» RECORDED INFORMATION:
==============================

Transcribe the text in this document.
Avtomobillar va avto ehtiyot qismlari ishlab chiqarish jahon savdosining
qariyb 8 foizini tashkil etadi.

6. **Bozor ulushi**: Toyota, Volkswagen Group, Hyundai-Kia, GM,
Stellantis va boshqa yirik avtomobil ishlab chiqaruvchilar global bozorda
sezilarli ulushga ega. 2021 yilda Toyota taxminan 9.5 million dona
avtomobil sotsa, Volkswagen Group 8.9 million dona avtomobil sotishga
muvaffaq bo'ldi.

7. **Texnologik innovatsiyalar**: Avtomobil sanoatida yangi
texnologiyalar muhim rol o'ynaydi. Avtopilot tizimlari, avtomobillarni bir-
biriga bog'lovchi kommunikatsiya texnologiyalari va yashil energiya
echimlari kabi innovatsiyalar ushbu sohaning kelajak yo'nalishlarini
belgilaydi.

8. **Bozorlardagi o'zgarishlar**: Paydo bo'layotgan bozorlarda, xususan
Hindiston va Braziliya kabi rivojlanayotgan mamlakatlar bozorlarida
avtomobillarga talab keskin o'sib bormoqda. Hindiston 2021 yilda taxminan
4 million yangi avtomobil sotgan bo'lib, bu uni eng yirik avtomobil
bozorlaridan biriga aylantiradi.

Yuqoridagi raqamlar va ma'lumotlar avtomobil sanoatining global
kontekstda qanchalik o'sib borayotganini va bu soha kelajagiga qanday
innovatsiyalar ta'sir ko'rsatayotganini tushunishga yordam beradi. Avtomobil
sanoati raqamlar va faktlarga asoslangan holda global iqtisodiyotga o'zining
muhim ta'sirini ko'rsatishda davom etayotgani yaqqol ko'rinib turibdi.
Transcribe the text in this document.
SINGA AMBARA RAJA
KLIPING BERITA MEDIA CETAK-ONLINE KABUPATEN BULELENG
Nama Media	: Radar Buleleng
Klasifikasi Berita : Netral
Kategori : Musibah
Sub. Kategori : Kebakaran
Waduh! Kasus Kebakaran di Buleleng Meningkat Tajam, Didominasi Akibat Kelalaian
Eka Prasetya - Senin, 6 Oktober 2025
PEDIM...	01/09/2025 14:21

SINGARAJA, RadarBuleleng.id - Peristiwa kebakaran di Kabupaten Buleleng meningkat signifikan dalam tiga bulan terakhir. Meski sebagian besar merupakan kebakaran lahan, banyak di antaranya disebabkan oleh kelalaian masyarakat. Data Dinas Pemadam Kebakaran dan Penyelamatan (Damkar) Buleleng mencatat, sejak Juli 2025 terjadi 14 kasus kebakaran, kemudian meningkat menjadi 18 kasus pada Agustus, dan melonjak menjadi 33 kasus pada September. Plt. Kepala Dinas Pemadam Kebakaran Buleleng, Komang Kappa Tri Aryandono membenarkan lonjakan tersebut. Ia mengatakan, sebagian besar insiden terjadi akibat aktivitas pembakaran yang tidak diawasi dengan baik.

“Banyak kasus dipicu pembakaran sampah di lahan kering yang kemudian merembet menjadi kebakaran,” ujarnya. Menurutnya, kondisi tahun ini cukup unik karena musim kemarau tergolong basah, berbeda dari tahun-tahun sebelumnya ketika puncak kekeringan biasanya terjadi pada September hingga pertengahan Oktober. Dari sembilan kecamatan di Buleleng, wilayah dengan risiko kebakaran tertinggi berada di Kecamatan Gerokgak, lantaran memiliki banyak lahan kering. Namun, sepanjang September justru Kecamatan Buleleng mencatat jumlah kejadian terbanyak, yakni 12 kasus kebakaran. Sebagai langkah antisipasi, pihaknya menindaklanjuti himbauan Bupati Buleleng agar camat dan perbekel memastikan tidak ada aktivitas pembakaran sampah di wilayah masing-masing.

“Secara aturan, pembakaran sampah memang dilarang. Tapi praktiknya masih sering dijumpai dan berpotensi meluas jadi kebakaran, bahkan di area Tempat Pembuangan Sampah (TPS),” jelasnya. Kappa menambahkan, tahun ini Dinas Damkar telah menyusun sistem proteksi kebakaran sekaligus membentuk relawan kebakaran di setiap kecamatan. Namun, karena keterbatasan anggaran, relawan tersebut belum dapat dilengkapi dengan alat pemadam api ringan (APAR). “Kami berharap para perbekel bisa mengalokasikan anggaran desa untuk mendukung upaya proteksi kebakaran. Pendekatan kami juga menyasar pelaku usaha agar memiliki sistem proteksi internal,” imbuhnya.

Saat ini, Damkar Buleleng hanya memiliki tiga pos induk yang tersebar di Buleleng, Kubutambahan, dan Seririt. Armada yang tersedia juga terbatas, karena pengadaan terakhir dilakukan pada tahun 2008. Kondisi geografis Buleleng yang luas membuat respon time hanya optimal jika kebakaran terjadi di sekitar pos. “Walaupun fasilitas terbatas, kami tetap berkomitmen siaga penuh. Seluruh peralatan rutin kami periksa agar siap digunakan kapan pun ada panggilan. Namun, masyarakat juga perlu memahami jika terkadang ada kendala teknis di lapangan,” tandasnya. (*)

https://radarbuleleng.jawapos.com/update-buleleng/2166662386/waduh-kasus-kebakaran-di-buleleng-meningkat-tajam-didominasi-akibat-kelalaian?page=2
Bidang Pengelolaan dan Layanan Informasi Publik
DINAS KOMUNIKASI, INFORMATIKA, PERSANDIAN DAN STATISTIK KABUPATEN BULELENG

==============================

» WHAT TO DO:
Write out the records above again, keeping each one identical to the original.

» SOLUTION BELOW:
Transcribe the text in this document.
Avtomobillar va avto ehtiyot qismlari ishlab chiqarish jahon savdosining
qariyb 8 foizini tashkil etadi.

6. **Bozor ulushi**: Toyota, Volkswagen Group, Hyundai-Kia, GM,
Stellantis va boshqa yirik avtomobil ishlab chiqaruvchilar global bozorda
sezilarli ulushga ega. 2021 yilda Toyota taxminan 9.5 million dona
avtomobil sotsa, Volkswagen Group 8.9 million dona avtomobil sotishga
muvaffaq bo'ldi.

7. **Texnologik innovatsiyalar**: Avtomobil sanoatida yangi
texnologiyalar muhim rol o'ynaydi. Avtopilot tizimlari, avtomobillarni bir-
biriga bog'lovchi kommunikatsiya texnologiyalari va yashil energiya
echimlari kabi innovatsiyalar ushbu sohaning kelajak yo'nalishlarini
belgilaydi.

8. **Bozorlardagi o'zgarishlar**: Paydo bo'layotgan bozorlarda, xususan
Hindiston va Braziliya kabi rivojlanayotgan mamlakatlar bozorlarida
avtomobillarga talab keskin o'sib bormoqda. Hindiston 2021 yilda taxminan
4 million yangi avtomobil sotgan bo'lib, bu uni eng yirik avtomobil
bozorlaridan biriga aylantiradi.

Yuqoridagi raqamlar va ma'lumotlar avtomobil sanoatining global
kontekstda qanchalik o'sib borayotganini va bu soha kelajagiga qanday
innovatsiyalar ta'sir ko'rsatayotganini tushunishga yordam beradi. Avtomobil
sanoati raqamlar va faktlarga asoslangan holda global iqtisodiyotga o'zining
muhim ta'sirini ko'rsatishda davom etayotgani yaqqol ko'rinib turibdi.
Transcribe the text in this document.
SINGA AMBARA RAJA
KLIPING BERITA MEDIA CETAK-ONLINE KABUPATEN BULELENG
Nama Media	: Radar Buleleng
Klasifikasi Berita : Netral
Kategori : Musibah
Sub. Kategori : Kebakaran
Waduh! Kasus Kebakaran di Buleleng Meningkat Tajam, Didominasi Akibat Kelalaian
Eka Prasetya - Senin, 6 Oktober 2025
PEDIM...	01/09/2025 14:21

SINGARAJA, RadarBuleleng.id - Peristiwa kebakaran di Kabupaten Buleleng meningkat signifikan dalam tiga bulan terakhir. Meski sebagian besar merupakan kebakaran lahan, banyak di antaranya disebabkan oleh kelalaian masyarakat. Data Dinas Pemadam Kebakaran dan Penyelamatan (Damkar) Buleleng mencatat, sejak Juli 2025 terjadi 14 kasus kebakaran, kemudian meningkat menjadi 18 kasus pada Agustus, dan melonjak menjadi 33 kasus pada September. Plt. Kepala Dinas Pemadam Kebakaran Buleleng, Komang Kappa Tri Aryandono membenarkan lonjakan tersebut. Ia mengatakan, sebagian besar insiden terjadi akibat aktivitas pembakaran yang tidak diawasi dengan baik.

“Banyak kasus dipicu pembakaran sampah di lahan kering yang kemudian merembet menjadi kebakaran,” ujarnya. Menurutnya, kondisi tahun ini cukup unik karena musim kemarau tergolong basah, berbeda dari tahun-tahun sebelumnya ketika puncak kekeringan biasanya terjadi pada September hingga pertengahan Oktober. Dari sembilan kecamatan di Buleleng, wilayah dengan risiko kebakaran tertinggi berada di Kecamatan Gerokgak, lantaran memiliki banyak lahan kering. Namun, sepanjang September justru Kecamatan Buleleng mencatat jumlah kejadian terbanyak, yakni 12 kasus kebakaran. Sebagai langkah antisipasi, pihaknya menindaklanjuti himbauan Bupati Buleleng agar camat dan perbekel memastikan tidak ada aktivitas pembakaran sampah di wilayah masing-masing.

“Secara aturan, pembakaran sampah memang dilarang. Tapi praktiknya masih sering dijumpai dan berpotensi meluas jadi kebakaran, bahkan di area Tempat Pembuangan Sampah (TPS),” jelasnya. Kappa menambahkan, tahun ini Dinas Damkar telah menyusun sistem proteksi kebakaran sekaligus membentuk relawan kebakaran di setiap kecamatan. Namun, karena keterbatasan anggaran, relawan tersebut belum dapat dilengkapi dengan alat pemadam api ringan (APAR). “Kami berharap para perbekel bisa mengalokasikan anggaran desa untuk mendukung upaya proteksi kebakaran. Pendekatan kami juga menyasar pelaku usaha agar memiliki sistem proteksi internal,” imbuhnya.

Saat ini, Damkar Buleleng hanya memiliki tiga pos induk yang tersebar di Buleleng, Kubutambahan, dan Seririt. Armada yang tersedia juga terbatas, karena pengadaan terakhir dilakukan pada tahun 2008. Kondisi geografis Buleleng yang luas membuat respon time hanya optimal jika kebakaran terjadi di sekitar pos. “Walaupun fasilitas terbatas, kami tetap berkomitmen siaga penuh. Seluruh peralatan rutin kami periksa agar siap digunakan kapan pun ada panggilan. Namun, masyarakat juga perlu memahami jika terkadang ada kendala teknis di lapangan,” tandasnya. (*)

https://radarbuleleng.jawapos.com/update-buleleng/2166662386/waduh-kasus-kebakaran-di-buleleng-meningkat-tajam-didominasi-akibat-kelalaian?page=2
Bidang Pengelolaan dan Layanan Informasi Publik
DINAS KOMUNIKASI, INFORMATIKA, PERSANDIAN DAN STATISTIK KABUPATEN BULELENG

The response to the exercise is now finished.